The request: Copy out all of the rows below, replacing each "paragraph-dialogue" with "paragraph-exchange" and changing nothing else. Leave the pictures out.
--
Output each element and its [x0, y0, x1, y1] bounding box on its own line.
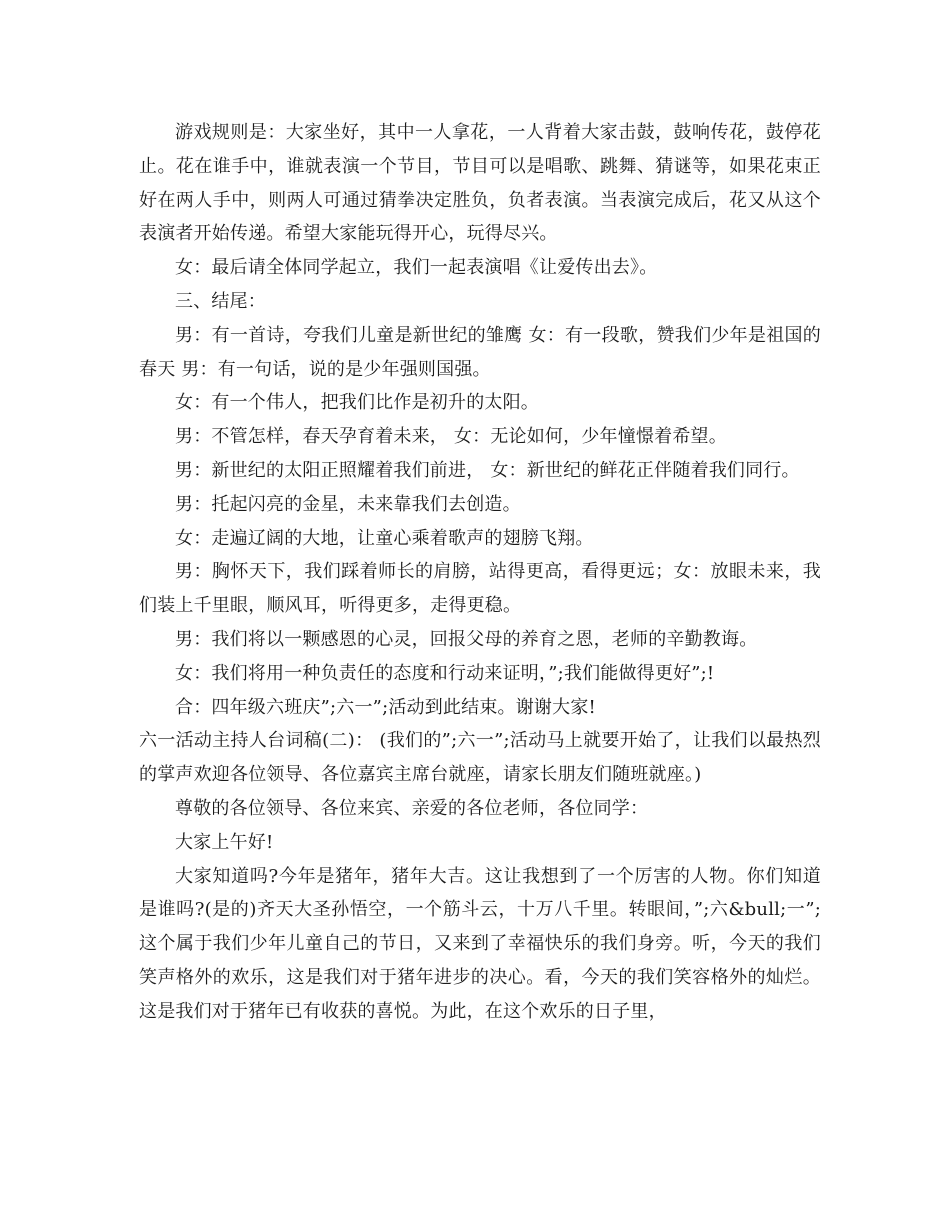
paragraph-opening-speech: 大家知道吗?今年是猪年，猪年大吉。这让我想到了一个厉害的人物。你们知道是谁吗?(是的)齐天大圣孙悟空，一个筋斗云，十万八千里。转眼间，”;六&bull;一”;这个属于我们少年儿童自己的节日，又来到了幸福快乐的我们身旁。听，今天的我们笑声格外的欢乐，这是我们对于猪年进步的决心。看，今天的我们笑容格外的灿烂。这是我们对于猪年已有收获的喜悦。为此，在这个欢乐的日子里， [139, 865, 821, 1022]
paragraph-dialogue: 女：我们将用一种负责任的态度和行动来证明，”;我们能做得更好”;! [175, 662, 715, 684]
paragraph-female-sing: 女：最后请全体同学起立，我们一起表演唱《让爱传出去》。 [175, 257, 658, 279]
paragraph-salutation: 尊敬的各位领导、各位来宾、亲爱的各位老师，各位同学： [175, 797, 649, 819]
paragraph-dialogue: 男：我们将以一颗感恩的心灵，回报父母的养育之恩，老师的辛勤教诲。 [175, 628, 758, 650]
section-heading-ending: 三、结尾： [175, 290, 266, 312]
paragraph-dialogue: 男：有一首诗，夸我们儿童是新世纪的雏鹰 女：有一段歌，赞我们少年是祖国的春天 男：有一句话，说的是少年强则国强。 [139, 324, 821, 380]
paragraph-dialogue: 男：不管怎样，春天孕育着未来， 女：无论如何，少年憧憬着希望。 [175, 426, 727, 448]
paragraph-dialogue: 男：新世纪的太阳正照耀着我们前进， 女：新世纪的鲜花正伴随着我们同行。 [175, 459, 800, 481]
document-body [139, 116, 821, 1029]
paragraph-closing: 合：四年级六班庆”;六一”;活动到此结束。谢谢大家! [175, 696, 596, 718]
paragraph-greeting: 大家上午好! [175, 831, 274, 853]
paragraph-dialogue: 女：有一个伟人，把我们比作是初升的太阳。 [175, 392, 539, 414]
paragraph-dialogue: 女：走遍辽阔的大地，让童心乘着歌声的翅膀飞翔。 [175, 527, 594, 549]
section-title-script-two: 六一活动主持人台词稿(二)： (我们的”;六一”;活动马上就要开始了，让我们以最热烈的掌声欢迎各位领导、各位嘉宾主席台就座，请家长朋友们随班就座。) [139, 730, 821, 786]
paragraph-dialogue: 男：托起闪亮的金星，未来靠我们去创造。 [175, 493, 521, 515]
paragraph-game-rules: 游戏规则是：大家坐好，其中一人拿花，一人背着大家击鼓，鼓响传花，鼓停花止。花在谁手中，谁就表演一个节目，节目可以是唱歌、跳舞、猜谜等，如果花束正好在两人手中，则两人可通过猜拳决定胜负，负者表演。当表演完成后，花又从这个表演者开始传递。希望大家能玩得开心，玩得尽兴。 [139, 122, 821, 245]
paragraph-dialogue: 男：胸怀天下，我们踩着师长的肩膀，站得更高，看得更远；女：放眼未来，我们装上千里眼，顺风耳，听得更多，走得更稳。 [139, 561, 821, 617]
--
Response:
Output each element and its [x0, y0, x1, y1] bounding box on its own line.
paragraph-opening-speech: 大家知道吗?今年是猪年，猪年大吉。这让我想到了一个厉害的人物。你们知道是谁吗?(是的)齐天大圣孙悟空，一个筋斗云，十万八千里。转眼间，”;六&bull;一”;这个属于我们少年儿童自己的节日，又来到了幸福快乐的我们身旁。听，今天的我们笑声格外的欢乐，这是我们对于猪年进步的决心。看，今天的我们笑容格外的灿烂。这是我们对于猪年已有收获的喜悦。为此，在这个欢乐的日子里， [139, 865, 821, 1022]
paragraph-exchange: 女：我们将用一种负责任的态度和行动来证明，”;我们能做得更好”;! [175, 662, 715, 684]
paragraph-female-sing: 女：最后请全体同学起立，我们一起表演唱《让爱传出去》。 [175, 257, 658, 279]
paragraph-salutation: 尊敬的各位领导、各位来宾、亲爱的各位老师，各位同学： [175, 797, 649, 819]
paragraph-exchange: 男：我们将以一颗感恩的心灵，回报父母的养育之恩，老师的辛勤教诲。 [175, 628, 758, 650]
section-heading-ending: 三、结尾： [175, 290, 266, 312]
paragraph-exchange: 男：有一首诗，夸我们儿童是新世纪的雏鹰 女：有一段歌，赞我们少年是祖国的春天 男：有一句话，说的是少年强则国强。 [139, 324, 821, 380]
paragraph-exchange: 男：不管怎样，春天孕育着未来， 女：无论如何，少年憧憬着希望。 [175, 426, 727, 448]
paragraph-exchange: 男：新世纪的太阳正照耀着我们前进， 女：新世纪的鲜花正伴随着我们同行。 [175, 459, 800, 481]
document-body [139, 116, 821, 1029]
paragraph-closing: 合：四年级六班庆”;六一”;活动到此结束。谢谢大家! [175, 696, 596, 718]
paragraph-greeting: 大家上午好! [175, 831, 274, 853]
paragraph-exchange: 女：有一个伟人，把我们比作是初升的太阳。 [175, 392, 539, 414]
paragraph-exchange: 女：走遍辽阔的大地，让童心乘着歌声的翅膀飞翔。 [175, 527, 594, 549]
section-title-script-two: 六一活动主持人台词稿(二)： (我们的”;六一”;活动马上就要开始了，让我们以最热烈的掌声欢迎各位领导、各位嘉宾主席台就座，请家长朋友们随班就座。) [139, 730, 821, 786]
paragraph-exchange: 男：托起闪亮的金星，未来靠我们去创造。 [175, 493, 521, 515]
paragraph-game-rules: 游戏规则是：大家坐好，其中一人拿花，一人背着大家击鼓，鼓响传花，鼓停花止。花在谁手中，谁就表演一个节目，节目可以是唱歌、跳舞、猜谜等，如果花束正好在两人手中，则两人可通过猜拳决定胜负，负者表演。当表演完成后，花又从这个表演者开始传递。希望大家能玩得开心，玩得尽兴。 [139, 122, 821, 245]
paragraph-exchange: 男：胸怀天下，我们踩着师长的肩膀，站得更高，看得更远；女：放眼未来，我们装上千里眼，顺风耳，听得更多，走得更稳。 [139, 561, 821, 617]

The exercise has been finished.